- Exercise objective: Scan the data below and pick out the lines containing the word "Schutz".

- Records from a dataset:
• • • • •

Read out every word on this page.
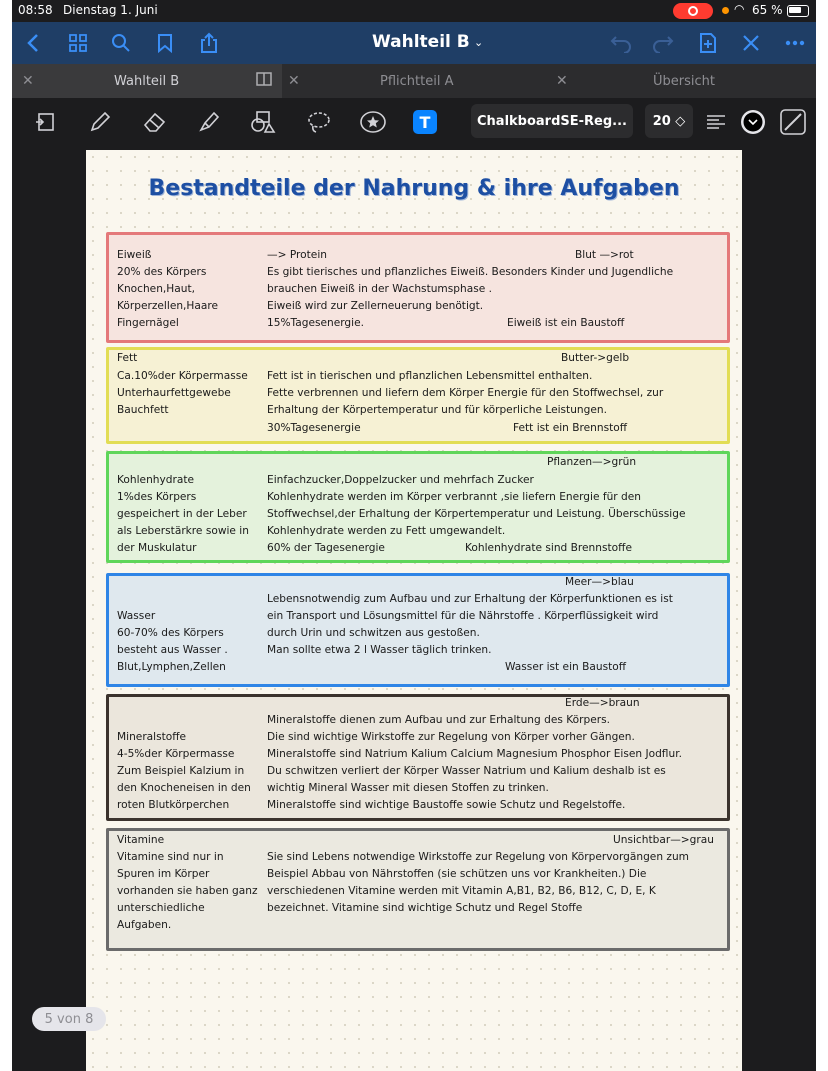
08:58 Dienstag 1. Juni	◠ 65 %
Wahlteil B ⌄
✕	Wahlteil B	✕	Pflichtteil A	✕	Übersicht
T	ChalkboardSE-Reg...	20 ◇
Bestandteile der Nahrung & ihre Aufgaben
Eiweiß
20% des Körpers
Knochen,Haut,
Körperzellen,Haare
Fingernägel
—> Protein
Es gibt tierisches und pflanzliches Eiweiß. Besonders Kinder und Jugendliche
brauchen Eiweiß in der Wachstumsphase .
Eiweiß wird zur Zellerneuerung benötigt.
15%Tagesenergie.
Blut —>rot
Eiweiß ist ein Baustoff
Fett
Ca.10%der Körpermasse
Unterhaurfettgewebe
Bauchfett
Fett ist in tierischen und pflanzlichen Lebensmittel enthalten.
Fette verbrennen und liefern dem Körper Energie für den Stoffwechsel, zur
Erhaltung der Körpertemperatur und für körperliche Leistungen.
30%Tagesenergie
Butter->gelb
Fett ist ein Brennstoff
Pflanzen—>grün
Kohlenhydrate
1%des Körpers
gespeichert in der Leber
als Leberstärkre sowie in
der Muskulatur
Einfachzucker,Doppelzucker und mehrfach Zucker
Kohlenhydrate werden im Körper verbrannt ,sie liefern Energie für den
Stoffwechsel,der Erhaltung der Körpertemperatur und Leistung. Überschüssige
Kohlenhydrate werden zu Fett umgewandelt.
60% der Tagesenergie	Kohlenhydrate sind Brennstoffe
Meer—>blau
Lebensnotwendig zum Aufbau und zur Erhaltung der Körperfunktionen es ist
ein Transport und Lösungsmittel für die Nährstoffe . Körperflüssigkeit wird
durch Urin und schwitzen aus gestoßen.
Man sollte etwa 2 l Wasser täglich trinken.
Wasser
60-70% des Körpers
besteht aus Wasser .
Blut,Lymphen,Zellen	Wasser ist ein Baustoff
Erde—>braun
Mineralstoffe dienen zum Aufbau und zur Erhaltung des Körpers.
Die sind wichtige Wirkstoffe zur Regelung von Körper vorher Gängen.
Mineralstoffe sind Natrium Kalium Calcium Magnesium Phosphor Eisen Jodflur.
Du schwitzen verliert der Körper Wasser Natrium und Kalium deshalb ist es
wichtig Mineral Wasser mit diesen Stoffen zu trinken.
Mineralstoffe sind wichtige Baustoffe sowie Schutz und Regelstoffe.
Mineralstoffe
4-5%der Körpermasse
Zum Beispiel Kalzium in
den Knocheneisen in den
roten Blutkörperchen
Vitamine
Vitamine sind nur in
Spuren im Körper
vorhanden sie haben ganz
unterschiedliche
Aufgaben.
Unsichtbar—>grau
Sie sind Lebens notwendige Wirkstoffe zur Regelung von Körpervorgängen zum
Beispiel Abbau von Nährstoffen (sie schützen uns vor Krankheiten.) Die
verschiedenen Vitamine werden mit Vitamin A,B1, B2, B6, B12, C, D, E, K
bezeichnet. Vitamine sind wichtige Schutz und Regel Stoffe
5 von 8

• • • • •

- Exercise response:
Mineralstoffe sind wichtige Baustoffe sowie Schutz und Regelstoffe.
bezeichnet. Vitamine sind wichtige Schutz und Regel Stoffe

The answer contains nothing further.